Start

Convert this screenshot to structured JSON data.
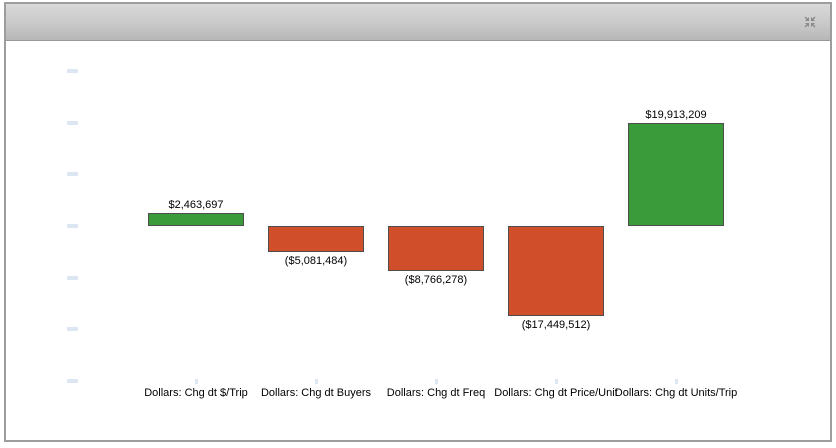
{
  "header": {
    "title": "",
    "collapse_icon": "collapse-arrows"
  },
  "colors": {
    "positive": "#3a9b3a",
    "negative": "#d14e2b",
    "bar_border": "#4d4d4d",
    "axis_tick": "#dce7f3",
    "panel_border": "#9d9d9d",
    "header_gradient_top": "#d9d9d9",
    "header_gradient_bottom": "#b7b7b7",
    "icon_gray": "#8a8a8a"
  },
  "chart_data": {
    "type": "bar",
    "subtype": "contribution-waterfall",
    "title": "",
    "xlabel": "",
    "ylabel": "",
    "categories": [
      "Dollars: Chg dt $/Trip",
      "Dollars: Chg dt Buyers",
      "Dollars: Chg dt Freq",
      "Dollars: Chg dt Price/Unit",
      "Dollars: Chg dt Units/Trip"
    ],
    "values": [
      2463697,
      -5081484,
      -8766278,
      -17449512,
      19913209
    ],
    "data_labels": [
      "$2,463,697",
      "($5,081,484)",
      "($8,766,278)",
      "($17,449,512)",
      "$19,913,209"
    ],
    "bar_colors": [
      "#3a9b3a",
      "#d14e2b",
      "#d14e2b",
      "#d14e2b",
      "#3a9b3a"
    ],
    "ylim": [
      -30000000,
      30000000
    ],
    "y_tick_interval": 10000000,
    "y_tick_labels_visible": false,
    "grid": false,
    "legend": false
  }
}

End

◆ Required work ◆
Pick out every line of the listing containing the word "Dollars", and show those lines.

◆ Exercise output ◆
      "Dollars: Chg dt $/Trip",
      "Dollars: Chg dt Buyers",
      "Dollars: Chg dt Freq",
      "Dollars: Chg dt Price/Unit",
      "Dollars: Chg dt Units/Trip"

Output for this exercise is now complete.